→ The records:
------------------------------------------------------------
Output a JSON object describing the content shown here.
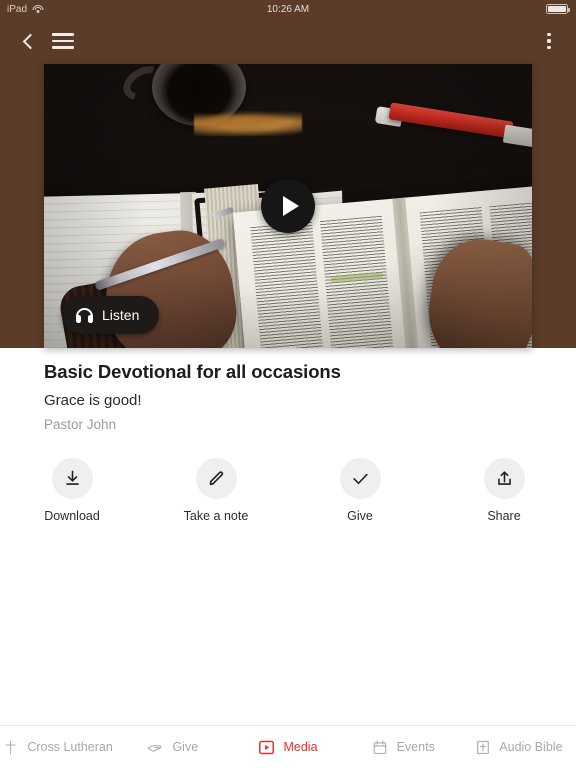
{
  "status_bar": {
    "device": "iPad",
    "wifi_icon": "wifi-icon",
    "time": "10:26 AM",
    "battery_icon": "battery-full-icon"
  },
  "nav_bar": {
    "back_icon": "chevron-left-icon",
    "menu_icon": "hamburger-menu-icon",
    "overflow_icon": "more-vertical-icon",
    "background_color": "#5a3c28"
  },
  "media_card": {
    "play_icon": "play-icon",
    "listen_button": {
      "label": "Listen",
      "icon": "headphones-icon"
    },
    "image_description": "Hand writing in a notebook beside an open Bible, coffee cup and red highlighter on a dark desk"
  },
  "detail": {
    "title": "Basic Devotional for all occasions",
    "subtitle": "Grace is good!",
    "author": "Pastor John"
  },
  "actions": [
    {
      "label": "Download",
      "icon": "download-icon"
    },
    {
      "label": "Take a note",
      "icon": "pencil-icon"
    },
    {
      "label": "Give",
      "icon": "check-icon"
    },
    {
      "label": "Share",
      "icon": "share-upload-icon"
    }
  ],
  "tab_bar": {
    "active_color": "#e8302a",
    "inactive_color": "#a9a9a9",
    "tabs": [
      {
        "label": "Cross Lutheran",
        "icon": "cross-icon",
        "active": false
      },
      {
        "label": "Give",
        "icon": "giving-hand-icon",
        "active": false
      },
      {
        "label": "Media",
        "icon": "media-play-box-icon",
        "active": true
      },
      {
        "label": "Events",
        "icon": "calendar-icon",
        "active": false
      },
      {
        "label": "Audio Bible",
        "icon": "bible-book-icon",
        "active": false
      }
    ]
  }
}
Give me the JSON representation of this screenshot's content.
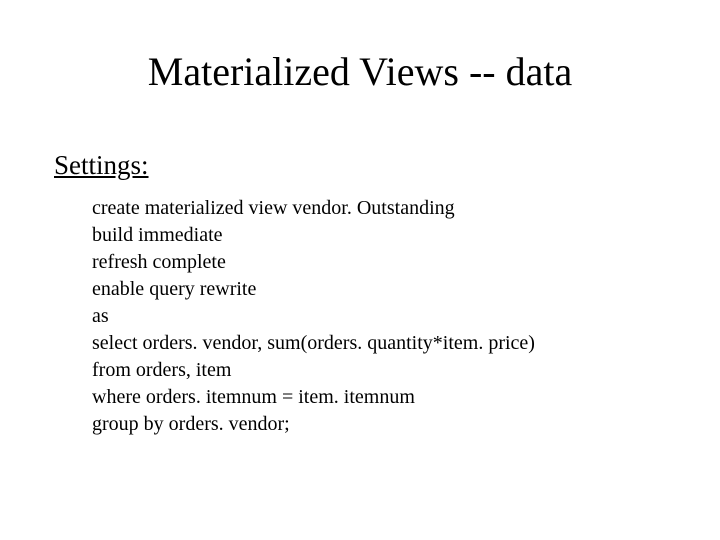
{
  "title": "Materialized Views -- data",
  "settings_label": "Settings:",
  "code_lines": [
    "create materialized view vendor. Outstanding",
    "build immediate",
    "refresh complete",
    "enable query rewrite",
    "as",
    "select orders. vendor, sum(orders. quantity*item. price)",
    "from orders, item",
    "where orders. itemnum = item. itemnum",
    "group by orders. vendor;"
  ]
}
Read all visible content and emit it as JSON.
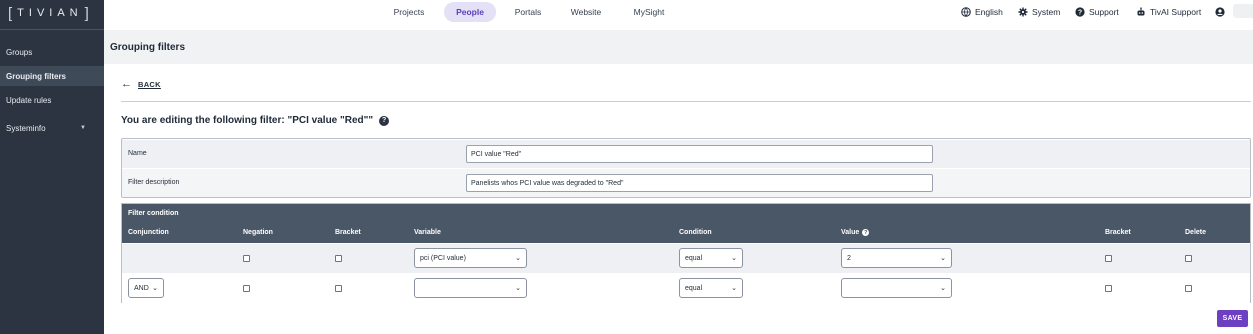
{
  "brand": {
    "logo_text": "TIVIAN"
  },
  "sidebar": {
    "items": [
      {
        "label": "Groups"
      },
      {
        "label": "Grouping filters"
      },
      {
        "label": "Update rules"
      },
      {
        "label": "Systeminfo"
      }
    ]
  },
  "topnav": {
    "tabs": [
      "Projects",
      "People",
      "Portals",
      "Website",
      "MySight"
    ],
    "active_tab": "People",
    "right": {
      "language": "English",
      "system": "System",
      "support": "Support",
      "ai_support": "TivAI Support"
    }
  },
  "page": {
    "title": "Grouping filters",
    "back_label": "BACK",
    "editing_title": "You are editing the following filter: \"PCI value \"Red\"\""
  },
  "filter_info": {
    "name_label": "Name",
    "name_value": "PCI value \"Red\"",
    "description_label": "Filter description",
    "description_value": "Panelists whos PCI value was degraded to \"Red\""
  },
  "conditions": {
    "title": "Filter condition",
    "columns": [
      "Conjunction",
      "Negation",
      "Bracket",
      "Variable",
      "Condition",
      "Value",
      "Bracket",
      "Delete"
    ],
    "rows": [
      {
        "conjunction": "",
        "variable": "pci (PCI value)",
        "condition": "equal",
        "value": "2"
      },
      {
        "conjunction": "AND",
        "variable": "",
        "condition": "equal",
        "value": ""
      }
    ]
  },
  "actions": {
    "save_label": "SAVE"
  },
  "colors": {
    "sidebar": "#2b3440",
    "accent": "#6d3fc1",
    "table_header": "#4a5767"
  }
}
------------------------------------------------------------
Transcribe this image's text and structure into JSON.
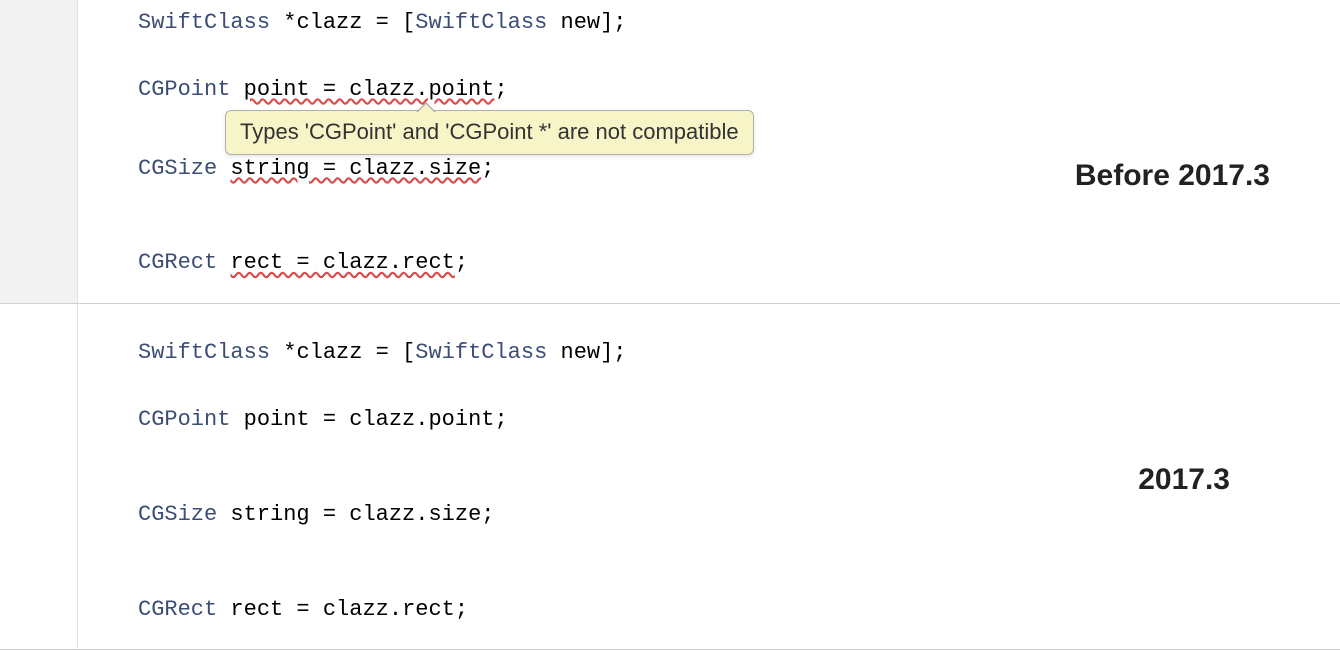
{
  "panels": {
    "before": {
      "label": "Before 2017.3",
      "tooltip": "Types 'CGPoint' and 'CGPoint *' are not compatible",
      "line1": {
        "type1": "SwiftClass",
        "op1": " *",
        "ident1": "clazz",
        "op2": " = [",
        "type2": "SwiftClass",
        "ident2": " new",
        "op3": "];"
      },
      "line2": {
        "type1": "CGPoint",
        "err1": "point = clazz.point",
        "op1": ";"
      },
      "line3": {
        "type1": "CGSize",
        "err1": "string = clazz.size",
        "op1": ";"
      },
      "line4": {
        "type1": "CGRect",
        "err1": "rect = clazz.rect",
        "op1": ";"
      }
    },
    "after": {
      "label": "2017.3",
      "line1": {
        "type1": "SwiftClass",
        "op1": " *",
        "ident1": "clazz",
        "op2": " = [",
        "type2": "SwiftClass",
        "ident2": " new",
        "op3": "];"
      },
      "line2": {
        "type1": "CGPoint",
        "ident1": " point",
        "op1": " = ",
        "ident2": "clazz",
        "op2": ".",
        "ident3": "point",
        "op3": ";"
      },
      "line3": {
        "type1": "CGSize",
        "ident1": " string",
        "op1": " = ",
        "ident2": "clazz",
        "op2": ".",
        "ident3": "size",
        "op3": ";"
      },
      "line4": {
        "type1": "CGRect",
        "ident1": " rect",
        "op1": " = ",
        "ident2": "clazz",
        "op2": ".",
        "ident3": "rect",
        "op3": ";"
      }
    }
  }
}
------------------------------------------------------------
→ Work instructions: Find the word "filters" in the data and copy out each line where it turns up.

→ The reply:
        "label": "Grouping filters"
    "title": "Grouping filters",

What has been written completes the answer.